- Exercise objective:
Copy every record word for word.

- Listed records:
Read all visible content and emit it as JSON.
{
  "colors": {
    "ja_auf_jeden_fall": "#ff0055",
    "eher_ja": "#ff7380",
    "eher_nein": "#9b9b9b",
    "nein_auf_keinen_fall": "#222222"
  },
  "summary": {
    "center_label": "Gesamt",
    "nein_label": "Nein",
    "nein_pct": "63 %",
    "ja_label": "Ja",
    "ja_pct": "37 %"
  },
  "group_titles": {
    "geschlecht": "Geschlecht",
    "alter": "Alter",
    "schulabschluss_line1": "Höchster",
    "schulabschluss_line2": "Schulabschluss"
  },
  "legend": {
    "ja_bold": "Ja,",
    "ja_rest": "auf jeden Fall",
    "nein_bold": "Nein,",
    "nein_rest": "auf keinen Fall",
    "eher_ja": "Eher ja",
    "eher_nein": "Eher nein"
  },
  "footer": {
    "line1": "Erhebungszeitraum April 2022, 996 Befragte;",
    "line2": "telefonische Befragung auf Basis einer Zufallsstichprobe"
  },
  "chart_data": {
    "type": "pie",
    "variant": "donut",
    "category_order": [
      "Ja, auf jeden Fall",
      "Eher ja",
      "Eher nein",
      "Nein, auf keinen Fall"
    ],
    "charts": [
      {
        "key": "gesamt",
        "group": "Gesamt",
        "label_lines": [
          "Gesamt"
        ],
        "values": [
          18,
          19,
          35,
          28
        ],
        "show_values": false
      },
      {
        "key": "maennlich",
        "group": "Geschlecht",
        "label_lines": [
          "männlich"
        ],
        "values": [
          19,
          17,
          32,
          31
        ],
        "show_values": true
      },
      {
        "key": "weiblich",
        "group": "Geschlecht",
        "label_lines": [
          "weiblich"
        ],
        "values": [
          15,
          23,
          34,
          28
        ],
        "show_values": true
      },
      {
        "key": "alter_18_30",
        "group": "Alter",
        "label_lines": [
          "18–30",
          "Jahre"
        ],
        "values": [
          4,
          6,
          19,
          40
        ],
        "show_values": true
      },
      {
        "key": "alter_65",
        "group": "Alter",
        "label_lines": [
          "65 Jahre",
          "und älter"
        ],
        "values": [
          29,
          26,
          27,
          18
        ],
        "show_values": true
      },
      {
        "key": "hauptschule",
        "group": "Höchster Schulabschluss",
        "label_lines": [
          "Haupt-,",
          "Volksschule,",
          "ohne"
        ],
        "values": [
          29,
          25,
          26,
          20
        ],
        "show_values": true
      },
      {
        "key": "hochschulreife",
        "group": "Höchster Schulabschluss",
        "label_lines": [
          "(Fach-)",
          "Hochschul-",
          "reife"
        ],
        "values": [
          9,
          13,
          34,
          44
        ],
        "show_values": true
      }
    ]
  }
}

- Answer to this problem:
Read all visible content and emit it as JSON.
{
  "colors": {
    "ja_auf_jeden_fall": "#ff0055",
    "eher_ja": "#ff7380",
    "eher_nein": "#9b9b9b",
    "nein_auf_keinen_fall": "#222222"
  },
  "summary": {
    "center_label": "Gesamt",
    "nein_label": "Nein",
    "nein_pct": "63 %",
    "ja_label": "Ja",
    "ja_pct": "37 %"
  },
  "group_titles": {
    "geschlecht": "Geschlecht",
    "alter": "Alter",
    "schulabschluss_line1": "Höchster",
    "schulabschluss_line2": "Schulabschluss"
  },
  "legend": {
    "ja_bold": "Ja,",
    "ja_rest": "auf jeden Fall",
    "nein_bold": "Nein,",
    "nein_rest": "auf keinen Fall",
    "eher_ja": "Eher ja",
    "eher_nein": "Eher nein"
  },
  "footer": {
    "line1": "Erhebungszeitraum April 2022, 996 Befragte;",
    "line2": "telefonische Befragung auf Basis einer Zufallsstichprobe"
  },
  "chart_data": {
    "type": "pie",
    "variant": "donut",
    "category_order": [
      "Ja, auf jeden Fall",
      "Eher ja",
      "Eher nein",
      "Nein, auf keinen Fall"
    ],
    "charts": [
      {
        "key": "gesamt",
        "group": "Gesamt",
        "label_lines": [
          "Gesamt"
        ],
        "values": [
          18,
          19,
          35,
          28
        ],
        "show_values": false
      },
      {
        "key": "maennlich",
        "group": "Geschlecht",
        "label_lines": [
          "männlich"
        ],
        "values": [
          19,
          17,
          32,
          31
        ],
        "show_values": true
      },
      {
        "key": "weiblich",
        "group": "Geschlecht",
        "label_lines": [
          "weiblich"
        ],
        "values": [
          15,
          23,
          34,
          28
        ],
        "show_values": true
      },
      {
        "key": "alter_18_30",
        "group": "Alter",
        "label_lines": [
          "18–30",
          "Jahre"
        ],
        "values": [
          4,
          6,
          19,
          40
        ],
        "show_values": true
      },
      {
        "key": "alter_65",
        "group": "Alter",
        "label_lines": [
          "65 Jahre",
          "und älter"
        ],
        "values": [
          29,
          26,
          27,
          18
        ],
        "show_values": true
      },
      {
        "key": "hauptschule",
        "group": "Höchster Schulabschluss",
        "label_lines": [
          "Haupt-,",
          "Volksschule,",
          "ohne"
        ],
        "values": [
          29,
          25,
          26,
          20
        ],
        "show_values": true
      },
      {
        "key": "hochschulreife",
        "group": "Höchster Schulabschluss",
        "label_lines": [
          "(Fach-)",
          "Hochschul-",
          "reife"
        ],
        "values": [
          9,
          13,
          34,
          44
        ],
        "show_values": true
      }
    ]
  }
}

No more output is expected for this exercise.